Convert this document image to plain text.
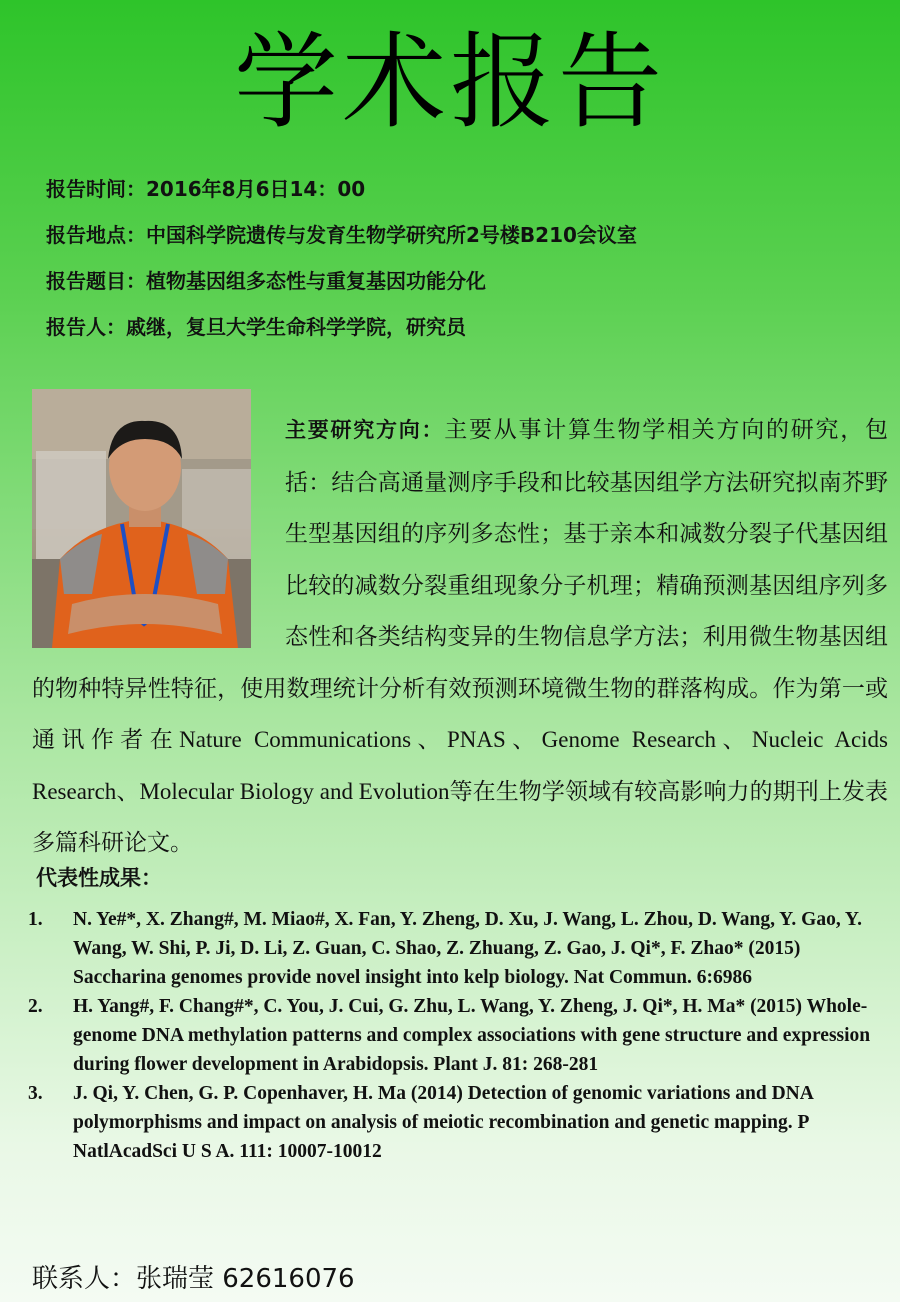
学术报告
报告时间：2016年8月6日14：00
报告地点：中国科学院遗传与发育生物学研究所2号楼B210会议室
报告题目：植物基因组多态性与重复基因功能分化
报告人：戚继，复旦大学生命科学学院，研究员
主要研究方向：主要从事计算生物学相关方向的研究，包括：结合高通量测序手段和比较基因组学方法研究拟南芥野生型基因组的序列多态性；基于亲本和减数分裂子代基因组比较的减数分裂重组现象分子机理；精确预测基因组序列多态性和各类结构变异的生物信息学方法；利用微生物基因组的物种特异性特征，使用数理统计分析有效预测环境微生物的群落构成。作为第一或通讯作者在Nature Communications、PNAS、Genome Research、Nucleic Acids Research、Molecular Biology and Evolution等在生物学领域有较高影响力的期刊上发表多篇科研论文。
代表性成果：
1. N. Ye#*, X. Zhang#, M. Miao#, X. Fan, Y. Zheng, D. Xu, J. Wang, L. Zhou, D. Wang, Y. Gao, Y. Wang, W. Shi, P. Ji, D. Li, Z. Guan, C. Shao, Z. Zhuang, Z. Gao, J. Qi*, F. Zhao* (2015) Saccharina genomes provide novel insight into kelp biology. Nat Commun. 6:6986
2. H. Yang#, F. Chang#*, C. You, J. Cui, G. Zhu, L. Wang, Y. Zheng, J. Qi*, H. Ma* (2015) Whole-genome DNA methylation patterns and complex associations with gene structure and expression during flower development in Arabidopsis. Plant J. 81: 268-281
3. J. Qi, Y. Chen, G. P. Copenhaver, H. Ma (2014) Detection of genomic variations and DNA polymorphisms and impact on analysis of meiotic recombination and genetic mapping. P NatlAcadSci U S A. 111: 10007-10012
联系人：张瑞莹 62616076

+++++

» **Prompt**: The records above should be written out in full and unchanged, except that pictures are dropped.

» **Solution for this task**:
Convert this document image to plain text.
学术报告
报告时间：2016年8月6日14：00
报告地点：中国科学院遗传与发育生物学研究所2号楼B210会议室
报告题目：植物基因组多态性与重复基因功能分化
报告人：戚继，复旦大学生命科学学院，研究员
主要研究方向：主要从事计算生物学相关方向的研究，包括：结合高通量测序手段和比较基因组学方法研究拟南芥野生型基因组的序列多态性；基于亲本和减数分裂子代基因组比较的减数分裂重组现象分子机理；精确预测基因组序列多态性和各类结构变异的生物信息学方法；利用微生物基因组的物种特异性特征，使用数理统计分析有效预测环境微生物的群落构成。作为第一或通讯作者在Nature Communications、PNAS、Genome Research、Nucleic Acids Research、Molecular Biology and Evolution等在生物学领域有较高影响力的期刊上发表多篇科研论文。
代表性成果：
1. N. Ye#*, X. Zhang#, M. Miao#, X. Fan, Y. Zheng, D. Xu, J. Wang, L. Zhou, D. Wang, Y. Gao, Y. Wang, W. Shi, P. Ji, D. Li, Z. Guan, C. Shao, Z. Zhuang, Z. Gao, J. Qi*, F. Zhao* (2015) Saccharina genomes provide novel insight into kelp biology. Nat Commun. 6:6986
2. H. Yang#, F. Chang#*, C. You, J. Cui, G. Zhu, L. Wang, Y. Zheng, J. Qi*, H. Ma* (2015) Whole-genome DNA methylation patterns and complex associations with gene structure and expression during flower development in Arabidopsis. Plant J. 81: 268-281
3. J. Qi, Y. Chen, G. P. Copenhaver, H. Ma (2014) Detection of genomic variations and DNA polymorphisms and impact on analysis of meiotic recombination and genetic mapping. P NatlAcadSci U S A. 111: 10007-10012
联系人：张瑞莹 62616076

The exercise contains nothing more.